Some records
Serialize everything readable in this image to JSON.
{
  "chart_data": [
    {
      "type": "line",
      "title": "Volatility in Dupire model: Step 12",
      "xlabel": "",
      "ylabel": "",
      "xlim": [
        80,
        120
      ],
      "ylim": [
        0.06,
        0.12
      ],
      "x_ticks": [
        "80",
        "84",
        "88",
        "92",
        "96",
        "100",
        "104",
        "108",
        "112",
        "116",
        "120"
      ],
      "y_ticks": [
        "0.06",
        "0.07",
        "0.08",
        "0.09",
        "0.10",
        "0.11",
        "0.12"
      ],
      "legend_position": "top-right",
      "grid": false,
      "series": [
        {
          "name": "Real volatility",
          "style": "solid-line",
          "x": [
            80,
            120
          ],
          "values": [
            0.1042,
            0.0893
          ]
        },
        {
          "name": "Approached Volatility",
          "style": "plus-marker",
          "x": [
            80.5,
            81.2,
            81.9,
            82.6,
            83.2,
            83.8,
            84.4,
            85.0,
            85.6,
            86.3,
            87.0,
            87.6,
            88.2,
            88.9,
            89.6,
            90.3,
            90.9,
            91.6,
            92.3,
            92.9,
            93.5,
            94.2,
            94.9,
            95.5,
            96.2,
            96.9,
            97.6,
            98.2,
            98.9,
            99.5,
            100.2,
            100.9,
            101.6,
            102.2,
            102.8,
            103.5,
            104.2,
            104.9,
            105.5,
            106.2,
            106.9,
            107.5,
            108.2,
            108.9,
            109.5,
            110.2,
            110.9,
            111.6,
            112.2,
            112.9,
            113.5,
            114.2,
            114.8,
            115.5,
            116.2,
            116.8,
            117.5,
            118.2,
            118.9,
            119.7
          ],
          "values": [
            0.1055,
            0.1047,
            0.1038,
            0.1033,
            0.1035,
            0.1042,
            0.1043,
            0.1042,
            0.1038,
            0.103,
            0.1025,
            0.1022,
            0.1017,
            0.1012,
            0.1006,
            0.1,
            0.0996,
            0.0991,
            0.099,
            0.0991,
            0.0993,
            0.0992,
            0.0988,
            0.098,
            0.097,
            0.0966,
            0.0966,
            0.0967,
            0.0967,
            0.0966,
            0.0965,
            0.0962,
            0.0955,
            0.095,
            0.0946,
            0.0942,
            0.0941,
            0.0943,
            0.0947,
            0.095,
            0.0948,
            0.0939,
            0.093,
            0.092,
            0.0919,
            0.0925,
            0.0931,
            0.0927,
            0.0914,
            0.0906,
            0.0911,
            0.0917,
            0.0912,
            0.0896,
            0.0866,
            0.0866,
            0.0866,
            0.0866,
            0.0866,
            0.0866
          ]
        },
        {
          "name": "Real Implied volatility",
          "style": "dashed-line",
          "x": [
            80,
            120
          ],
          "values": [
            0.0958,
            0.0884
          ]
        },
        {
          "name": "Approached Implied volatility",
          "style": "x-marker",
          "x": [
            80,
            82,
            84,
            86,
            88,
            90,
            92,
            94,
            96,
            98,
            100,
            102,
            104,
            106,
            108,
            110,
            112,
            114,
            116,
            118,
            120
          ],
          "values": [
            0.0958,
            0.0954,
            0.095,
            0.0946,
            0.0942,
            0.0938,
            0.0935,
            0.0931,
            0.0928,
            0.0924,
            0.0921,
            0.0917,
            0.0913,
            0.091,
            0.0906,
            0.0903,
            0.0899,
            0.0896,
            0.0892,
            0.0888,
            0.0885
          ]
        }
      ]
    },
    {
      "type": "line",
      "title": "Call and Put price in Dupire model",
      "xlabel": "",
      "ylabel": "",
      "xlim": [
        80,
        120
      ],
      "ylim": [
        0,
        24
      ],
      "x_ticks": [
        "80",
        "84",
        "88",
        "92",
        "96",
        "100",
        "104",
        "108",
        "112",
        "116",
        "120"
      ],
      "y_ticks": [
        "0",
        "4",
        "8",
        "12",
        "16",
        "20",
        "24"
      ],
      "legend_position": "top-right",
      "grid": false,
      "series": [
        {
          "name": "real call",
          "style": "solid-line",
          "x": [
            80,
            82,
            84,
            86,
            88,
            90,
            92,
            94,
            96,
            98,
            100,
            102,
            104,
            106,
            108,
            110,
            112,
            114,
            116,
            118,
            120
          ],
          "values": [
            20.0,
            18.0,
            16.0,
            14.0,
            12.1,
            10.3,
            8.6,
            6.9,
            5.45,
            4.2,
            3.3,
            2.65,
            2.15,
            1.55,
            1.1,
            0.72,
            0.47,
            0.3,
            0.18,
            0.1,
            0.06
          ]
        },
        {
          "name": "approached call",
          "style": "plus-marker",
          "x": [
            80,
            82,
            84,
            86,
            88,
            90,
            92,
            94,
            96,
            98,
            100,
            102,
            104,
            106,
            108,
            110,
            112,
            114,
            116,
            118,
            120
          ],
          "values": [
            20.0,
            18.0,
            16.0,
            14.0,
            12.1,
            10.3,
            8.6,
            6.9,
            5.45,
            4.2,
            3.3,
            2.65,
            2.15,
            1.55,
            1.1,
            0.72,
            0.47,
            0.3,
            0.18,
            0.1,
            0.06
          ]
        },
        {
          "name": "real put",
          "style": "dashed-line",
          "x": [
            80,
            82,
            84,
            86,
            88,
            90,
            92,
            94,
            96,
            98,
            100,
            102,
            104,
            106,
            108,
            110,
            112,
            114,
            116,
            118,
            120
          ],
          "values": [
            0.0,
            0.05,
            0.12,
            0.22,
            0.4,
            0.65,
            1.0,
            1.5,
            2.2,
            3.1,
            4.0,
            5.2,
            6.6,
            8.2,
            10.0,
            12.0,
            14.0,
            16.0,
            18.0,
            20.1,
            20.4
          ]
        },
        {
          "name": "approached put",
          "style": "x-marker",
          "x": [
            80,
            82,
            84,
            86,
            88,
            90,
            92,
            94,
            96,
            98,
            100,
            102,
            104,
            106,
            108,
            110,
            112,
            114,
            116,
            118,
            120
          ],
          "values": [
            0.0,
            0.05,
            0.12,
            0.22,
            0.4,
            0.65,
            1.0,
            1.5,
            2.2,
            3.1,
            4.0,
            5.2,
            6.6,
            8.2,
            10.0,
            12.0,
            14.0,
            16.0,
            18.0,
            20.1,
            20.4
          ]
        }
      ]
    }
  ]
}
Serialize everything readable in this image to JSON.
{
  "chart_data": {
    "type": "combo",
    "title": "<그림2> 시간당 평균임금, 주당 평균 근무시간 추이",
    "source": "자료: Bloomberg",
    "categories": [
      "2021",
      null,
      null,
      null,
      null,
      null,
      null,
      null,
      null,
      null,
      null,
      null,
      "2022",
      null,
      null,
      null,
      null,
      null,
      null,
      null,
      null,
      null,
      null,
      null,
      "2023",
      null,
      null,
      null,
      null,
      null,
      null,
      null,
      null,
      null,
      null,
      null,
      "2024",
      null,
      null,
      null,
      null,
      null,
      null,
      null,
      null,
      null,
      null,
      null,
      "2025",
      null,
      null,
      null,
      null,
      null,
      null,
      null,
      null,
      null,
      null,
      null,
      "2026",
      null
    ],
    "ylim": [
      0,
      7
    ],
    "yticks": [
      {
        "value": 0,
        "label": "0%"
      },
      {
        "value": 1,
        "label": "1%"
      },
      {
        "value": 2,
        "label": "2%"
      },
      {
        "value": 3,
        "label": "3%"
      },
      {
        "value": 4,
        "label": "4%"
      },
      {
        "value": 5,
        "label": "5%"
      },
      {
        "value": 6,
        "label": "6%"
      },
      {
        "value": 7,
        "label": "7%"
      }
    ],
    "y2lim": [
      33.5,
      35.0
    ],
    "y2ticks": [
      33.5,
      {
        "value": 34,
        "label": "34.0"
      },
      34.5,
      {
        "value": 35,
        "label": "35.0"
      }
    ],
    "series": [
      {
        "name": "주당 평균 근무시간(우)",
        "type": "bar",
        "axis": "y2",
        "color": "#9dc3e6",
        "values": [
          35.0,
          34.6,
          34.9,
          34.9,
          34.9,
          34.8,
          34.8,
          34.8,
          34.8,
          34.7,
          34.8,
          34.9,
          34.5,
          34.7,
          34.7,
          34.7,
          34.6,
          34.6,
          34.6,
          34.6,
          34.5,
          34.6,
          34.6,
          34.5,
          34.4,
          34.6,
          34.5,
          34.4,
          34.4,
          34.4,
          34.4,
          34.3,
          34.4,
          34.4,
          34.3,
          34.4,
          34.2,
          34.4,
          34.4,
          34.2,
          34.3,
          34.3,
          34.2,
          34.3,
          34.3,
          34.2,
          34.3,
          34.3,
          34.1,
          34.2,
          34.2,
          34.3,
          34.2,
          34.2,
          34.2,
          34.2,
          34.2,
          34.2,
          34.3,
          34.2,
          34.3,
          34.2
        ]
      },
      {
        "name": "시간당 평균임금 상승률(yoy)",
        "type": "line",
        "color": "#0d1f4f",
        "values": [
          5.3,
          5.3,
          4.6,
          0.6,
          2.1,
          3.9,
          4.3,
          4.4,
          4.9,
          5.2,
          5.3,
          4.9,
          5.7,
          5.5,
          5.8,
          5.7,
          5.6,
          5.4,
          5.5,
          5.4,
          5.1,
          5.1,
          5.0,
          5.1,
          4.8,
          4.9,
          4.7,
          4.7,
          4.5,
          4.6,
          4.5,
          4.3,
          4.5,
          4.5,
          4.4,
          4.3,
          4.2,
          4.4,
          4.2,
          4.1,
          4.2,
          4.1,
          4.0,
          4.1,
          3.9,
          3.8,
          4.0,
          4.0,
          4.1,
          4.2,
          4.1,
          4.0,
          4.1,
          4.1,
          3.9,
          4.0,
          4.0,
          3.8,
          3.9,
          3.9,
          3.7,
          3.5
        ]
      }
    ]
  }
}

- _Task objective_
Extract, from the listing above, every line where the string "Dupire" occurs.

- _Task result_
      "title": "Volatility in Dupire model: Step 12",
      "title": "Call and Put price in Dupire model",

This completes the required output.